Stated problem » Copy every entry below verbatim, line for line, and omit the picture placeholders from your output.

## START

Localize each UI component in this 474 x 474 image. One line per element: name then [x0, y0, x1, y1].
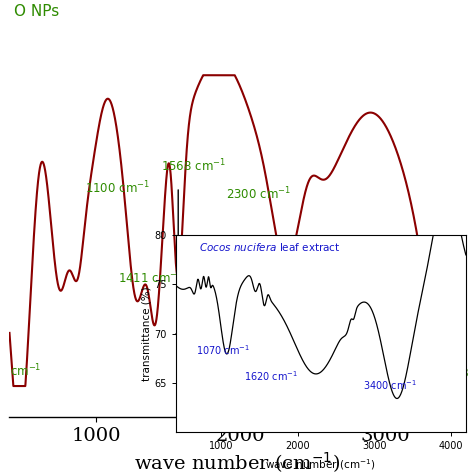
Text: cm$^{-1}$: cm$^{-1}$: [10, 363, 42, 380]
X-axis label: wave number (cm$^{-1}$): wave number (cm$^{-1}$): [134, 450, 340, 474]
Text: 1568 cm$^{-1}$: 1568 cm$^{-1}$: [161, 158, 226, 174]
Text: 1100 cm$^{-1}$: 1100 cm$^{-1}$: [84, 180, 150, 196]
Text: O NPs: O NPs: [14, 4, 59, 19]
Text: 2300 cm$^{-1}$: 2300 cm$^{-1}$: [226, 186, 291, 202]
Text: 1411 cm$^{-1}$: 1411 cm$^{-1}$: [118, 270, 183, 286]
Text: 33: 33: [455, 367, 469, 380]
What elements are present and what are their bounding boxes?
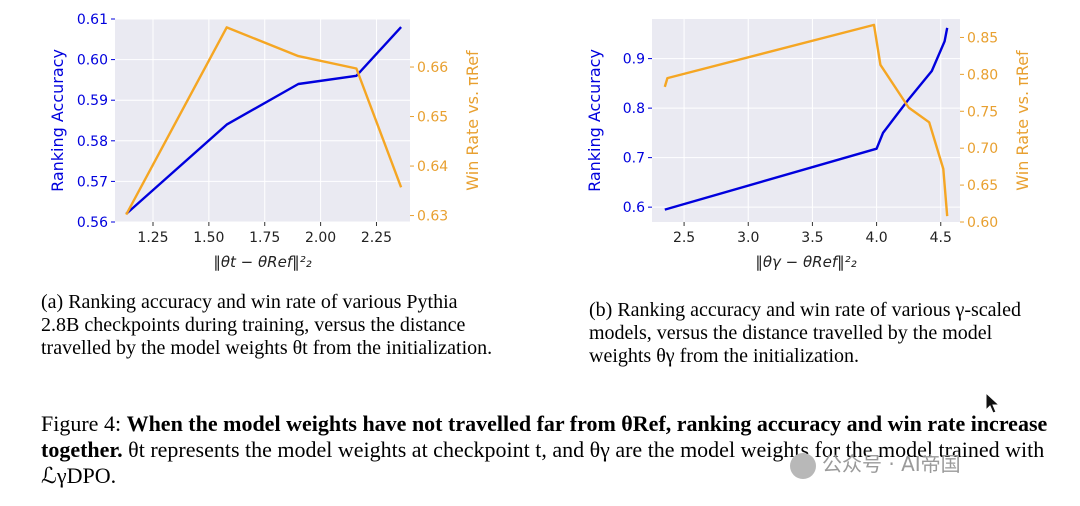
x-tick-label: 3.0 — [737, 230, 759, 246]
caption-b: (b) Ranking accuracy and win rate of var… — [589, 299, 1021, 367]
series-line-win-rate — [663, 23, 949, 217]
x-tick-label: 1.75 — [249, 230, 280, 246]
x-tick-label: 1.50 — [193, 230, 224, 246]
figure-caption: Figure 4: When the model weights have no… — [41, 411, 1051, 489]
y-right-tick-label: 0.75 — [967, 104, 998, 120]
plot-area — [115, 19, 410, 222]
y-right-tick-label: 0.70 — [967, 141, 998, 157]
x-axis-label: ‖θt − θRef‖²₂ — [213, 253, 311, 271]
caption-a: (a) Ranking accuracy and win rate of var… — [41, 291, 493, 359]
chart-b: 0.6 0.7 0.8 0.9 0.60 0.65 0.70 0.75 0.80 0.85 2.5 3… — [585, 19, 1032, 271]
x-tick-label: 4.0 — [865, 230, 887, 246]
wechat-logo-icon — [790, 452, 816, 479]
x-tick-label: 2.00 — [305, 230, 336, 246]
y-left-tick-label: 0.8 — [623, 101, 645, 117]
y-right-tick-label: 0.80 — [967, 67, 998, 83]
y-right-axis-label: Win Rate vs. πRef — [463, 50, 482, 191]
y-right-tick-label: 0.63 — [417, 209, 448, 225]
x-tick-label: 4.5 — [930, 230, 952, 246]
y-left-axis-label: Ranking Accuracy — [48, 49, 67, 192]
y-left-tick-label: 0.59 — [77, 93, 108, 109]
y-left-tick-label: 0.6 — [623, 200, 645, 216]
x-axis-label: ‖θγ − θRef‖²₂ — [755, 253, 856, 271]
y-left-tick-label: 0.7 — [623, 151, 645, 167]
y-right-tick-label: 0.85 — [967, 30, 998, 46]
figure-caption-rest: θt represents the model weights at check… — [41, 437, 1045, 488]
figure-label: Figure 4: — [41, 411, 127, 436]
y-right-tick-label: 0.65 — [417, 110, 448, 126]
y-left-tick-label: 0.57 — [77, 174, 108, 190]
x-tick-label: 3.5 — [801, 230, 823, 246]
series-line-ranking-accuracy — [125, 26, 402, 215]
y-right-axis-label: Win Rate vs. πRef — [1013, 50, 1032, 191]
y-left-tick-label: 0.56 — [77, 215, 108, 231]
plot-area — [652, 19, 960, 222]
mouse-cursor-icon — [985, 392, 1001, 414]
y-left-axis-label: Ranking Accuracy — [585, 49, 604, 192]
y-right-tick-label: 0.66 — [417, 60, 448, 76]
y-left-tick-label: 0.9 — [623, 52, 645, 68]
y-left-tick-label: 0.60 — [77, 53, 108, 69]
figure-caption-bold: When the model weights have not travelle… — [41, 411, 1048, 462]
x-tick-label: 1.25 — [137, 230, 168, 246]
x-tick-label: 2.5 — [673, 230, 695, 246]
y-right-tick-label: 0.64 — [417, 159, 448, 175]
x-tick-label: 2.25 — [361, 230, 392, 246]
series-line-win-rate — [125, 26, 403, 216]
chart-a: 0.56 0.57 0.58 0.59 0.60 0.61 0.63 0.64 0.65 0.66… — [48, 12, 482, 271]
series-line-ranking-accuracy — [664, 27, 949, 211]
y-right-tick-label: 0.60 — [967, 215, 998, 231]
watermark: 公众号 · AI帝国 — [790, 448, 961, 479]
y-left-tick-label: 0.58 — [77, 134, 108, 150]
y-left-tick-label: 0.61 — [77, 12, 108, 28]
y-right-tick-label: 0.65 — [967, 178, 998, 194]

## END

Written answer »
Localize each UI component in this 474 x 474 image. One line per element: name then [x0, y0, x1, y1].
Text: cm$^{-1}$: cm$^{-1}$: [10, 363, 42, 380]
X-axis label: wave number (cm$^{-1}$): wave number (cm$^{-1}$): [134, 450, 340, 474]
Text: 1568 cm$^{-1}$: 1568 cm$^{-1}$: [161, 158, 226, 174]
Text: 1100 cm$^{-1}$: 1100 cm$^{-1}$: [84, 180, 150, 196]
Text: O NPs: O NPs: [14, 4, 59, 19]
Text: 2300 cm$^{-1}$: 2300 cm$^{-1}$: [226, 186, 291, 202]
Text: 1411 cm$^{-1}$: 1411 cm$^{-1}$: [118, 270, 183, 286]
Text: 33: 33: [455, 367, 469, 380]
What elements are present and what are their bounding boxes?
x-tick-label: 3.0 — [737, 230, 759, 246]
caption-b: (b) Ranking accuracy and win rate of var… — [589, 299, 1021, 367]
series-line-win-rate — [663, 23, 949, 217]
x-tick-label: 1.75 — [249, 230, 280, 246]
x-tick-label: 1.50 — [193, 230, 224, 246]
figure-caption: Figure 4: When the model weights have no… — [41, 411, 1051, 489]
y-right-tick-label: 0.75 — [967, 104, 998, 120]
plot-area — [115, 19, 410, 222]
y-right-tick-label: 0.70 — [967, 141, 998, 157]
x-axis-label: ‖θt − θRef‖²₂ — [213, 253, 311, 271]
caption-a: (a) Ranking accuracy and win rate of var… — [41, 291, 493, 359]
chart-b: 0.6 0.7 0.8 0.9 0.60 0.65 0.70 0.75 0.80 0.85 2.5 3… — [585, 19, 1032, 271]
x-tick-label: 4.0 — [865, 230, 887, 246]
wechat-logo-icon — [790, 452, 816, 479]
x-tick-label: 2.00 — [305, 230, 336, 246]
y-left-tick-label: 0.8 — [623, 101, 645, 117]
y-right-tick-label: 0.80 — [967, 67, 998, 83]
y-right-axis-label: Win Rate vs. πRef — [463, 50, 482, 191]
y-right-tick-label: 0.63 — [417, 209, 448, 225]
x-tick-label: 4.5 — [930, 230, 952, 246]
y-left-axis-label: Ranking Accuracy — [48, 49, 67, 192]
y-left-tick-label: 0.59 — [77, 93, 108, 109]
y-left-tick-label: 0.6 — [623, 200, 645, 216]
x-axis-label: ‖θγ − θRef‖²₂ — [755, 253, 856, 271]
y-left-tick-label: 0.7 — [623, 151, 645, 167]
y-right-tick-label: 0.85 — [967, 30, 998, 46]
figure-caption-rest: θt represents the model weights at check… — [41, 437, 1045, 488]
figure-label: Figure 4: — [41, 411, 127, 436]
y-right-tick-label: 0.65 — [417, 110, 448, 126]
y-left-tick-label: 0.57 — [77, 174, 108, 190]
x-tick-label: 3.5 — [801, 230, 823, 246]
series-line-ranking-accuracy — [125, 26, 402, 215]
y-right-axis-label: Win Rate vs. πRef — [1013, 50, 1032, 191]
y-left-tick-label: 0.56 — [77, 215, 108, 231]
plot-area — [652, 19, 960, 222]
mouse-cursor-icon — [985, 392, 1001, 414]
y-left-axis-label: Ranking Accuracy — [585, 49, 604, 192]
y-right-tick-label: 0.66 — [417, 60, 448, 76]
y-left-tick-label: 0.9 — [623, 52, 645, 68]
y-left-tick-label: 0.60 — [77, 53, 108, 69]
figure-caption-bold: When the model weights have not travelle… — [41, 411, 1048, 462]
x-tick-label: 1.25 — [137, 230, 168, 246]
x-tick-label: 2.5 — [673, 230, 695, 246]
y-right-tick-label: 0.64 — [417, 159, 448, 175]
x-tick-label: 2.25 — [361, 230, 392, 246]
series-line-win-rate — [125, 26, 403, 216]
chart-a: 0.56 0.57 0.58 0.59 0.60 0.61 0.63 0.64 0.65 0.66… — [48, 12, 482, 271]
series-line-ranking-accuracy — [664, 27, 949, 211]
y-right-tick-label: 0.60 — [967, 215, 998, 231]
watermark: 公众号 · AI帝国 — [790, 448, 961, 479]
y-left-tick-label: 0.58 — [77, 134, 108, 150]
y-left-tick-label: 0.61 — [77, 12, 108, 28]
y-right-tick-label: 0.65 — [967, 178, 998, 194]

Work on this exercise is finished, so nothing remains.